Hello guys, sorry for no updates been a hectic few days with me being out from 7-8am till 2-3am in the morning searching everywhere i can think.

Right heres the update anyone with any information contact 101 and quote 138s 7/1/16 my name is Joshua Wenlock you can contact me via FB.

First of had three lads come view the car on 21/12/15 in a white Mercedes sprinter van believed to be a newish model one 08-12 age. First two letters of the plate are BN.

These people are now definitely linked after not getting in touch since the theft. While they were viewing the car its believed they have cloned my key as no broken glass. The car had a CAT1 alarm fitted and spent most of its like in a secure lockup been out 10 times in 6 months. 

Suspects looks....

1st suspect tall, skinny, glasses bit of stuble spoke with a midlands accent late 20s early 30s
2nd suspect (the buyer) short around 5ft 8, stocky and stubble, mid 20s
3rd suspect young 18-20 on crutches, skinny and quite, clean shaved

All were asian lads, after viewing on this day we areanged to complete the sale at TCAT a secure college (or so i thought) we were then going to go to the bank and pay the money in and he leaves in the car. All the documents and books were in the boot of the car ready for the sale. 

On CCTV the description of the first two lads are seen walking to the car at 9:00am 15mins after i park up. At 9:05am seen driving out the car park towards wellington.

The suspect buyer said he was coming from wolvo but lived in york and was coming down in an RS6. He owns several models he also said he had been in touch with the guy on here with the white hoksuka R34 and an owner of the silver R35. If these people can pass me any info they have from prospective buyers.

There has been reports of it in Telford but for me i dont believe this, there was a report at 9:15am 7/1/16 it was spotted driving towards wolvo/bham on M54.

Would like to say a massive thank you to everyone has helped share this and been looking. The amount of support has been great but sadly there is no more solid sightings since TCAT on Thursday.

I am really upset by this and urging anyone with any information please get in touch.


----------



## was (Apr 10, 2011)

Feel for you mate, sad day indeed. Hope you get it back and the perpetrators dealt with accordingly


----------



## MobileLPG (Aug 18, 2010)

Hi Joshua,

I am starting to think the leads around Telford are dubious as well.
::::::
* TASKS FOR THIS EXERCISE
• a. In the thread about the stolen car, take the part that opens with the words containing "Would like to" and closes with "get in touch.", and write it out again with "support" swapped for "encouragement".
• b. Give every line of the listing as a JSON list of strings, one string per line, with blank lines left out.

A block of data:
::::::
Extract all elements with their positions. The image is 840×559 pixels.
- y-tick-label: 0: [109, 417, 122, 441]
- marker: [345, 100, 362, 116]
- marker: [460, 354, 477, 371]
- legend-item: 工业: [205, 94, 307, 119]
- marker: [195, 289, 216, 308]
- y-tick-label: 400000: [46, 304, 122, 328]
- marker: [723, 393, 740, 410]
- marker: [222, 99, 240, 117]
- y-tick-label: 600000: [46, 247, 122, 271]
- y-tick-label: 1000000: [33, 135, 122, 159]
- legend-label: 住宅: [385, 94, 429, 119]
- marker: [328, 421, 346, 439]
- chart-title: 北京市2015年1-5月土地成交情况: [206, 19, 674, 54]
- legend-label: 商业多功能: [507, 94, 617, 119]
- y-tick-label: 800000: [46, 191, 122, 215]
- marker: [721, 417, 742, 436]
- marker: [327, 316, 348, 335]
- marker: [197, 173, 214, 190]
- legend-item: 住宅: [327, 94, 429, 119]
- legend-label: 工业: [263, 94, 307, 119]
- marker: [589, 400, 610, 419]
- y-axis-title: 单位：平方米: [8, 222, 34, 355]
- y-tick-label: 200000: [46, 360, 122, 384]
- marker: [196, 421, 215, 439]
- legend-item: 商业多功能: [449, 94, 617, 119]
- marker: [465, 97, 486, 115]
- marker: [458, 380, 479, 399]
::::::
* RESULTS FOR EACH TASK
• a.
Would like to say a massive thank you to everyone has helped share this and been looking. The amount of encouragement has been great but sadly there is no more solid sightings since TCAT on Thursday.

I am really upset by this and urging anyone with any information please get in touch.

• b.
[
  "Extract all elements with their positions. The image is 840×559 pixels.",
  "- y-tick-label: 0: [109, 417, 122, 441]",
  "- marker: [345, 100, 362, 116]",
  "- marker: [460, 354, 477, 371]",
  "- legend-item: 工业: [205, 94, 307, 119]",
  "- marker: [195, 289, 216, 308]",
  "- y-tick-label: 400000: [46, 304, 122, 328]",
  "- marker: [723, 393, 740, 410]",
  "- marker: [222, 99, 240, 117]",
  "- y-tick-label: 600000: [46, 247, 122, 271]",
  "- y-tick-label: 1000000: [33, 135, 122, 159]",
  "- legend-label: 住宅: [385, 94, 429, 119]",
  "- marker: [328, 421, 346, 439]",
  "- chart-title: 北京市2015年1-5月土地成交情况: [206, 19, 674, 54]",
  "- legend-label: 商业多功能: [507, 94, 617, 119]",
  "- y-tick-label: 800000: [46, 191, 122, 215]",
  "- marker: [721, 417, 742, 436]",
  "- marker: [327, 316, 348, 335]",
  "- marker: [197, 173, 214, 190]",
  "- legend-item: 住宅: [327, 94, 429, 119]",
  "- legend-label: 工业: [263, 94, 307, 119]",
  "- marker: [589, 400, 610, 419]",
  "- y-axis-title: 单位：平方米: [8, 222, 34, 355]",
  "- y-tick-label: 200000: [46, 360, 122, 384]",
  "- marker: [196, 421, 215, 439]",
  "- legend-item: 商业多功能: [449, 94, 617, 119]",
  "- marker: [465, 97, 486, 115]",
  "- marker: [458, 380, 479, 399]"
]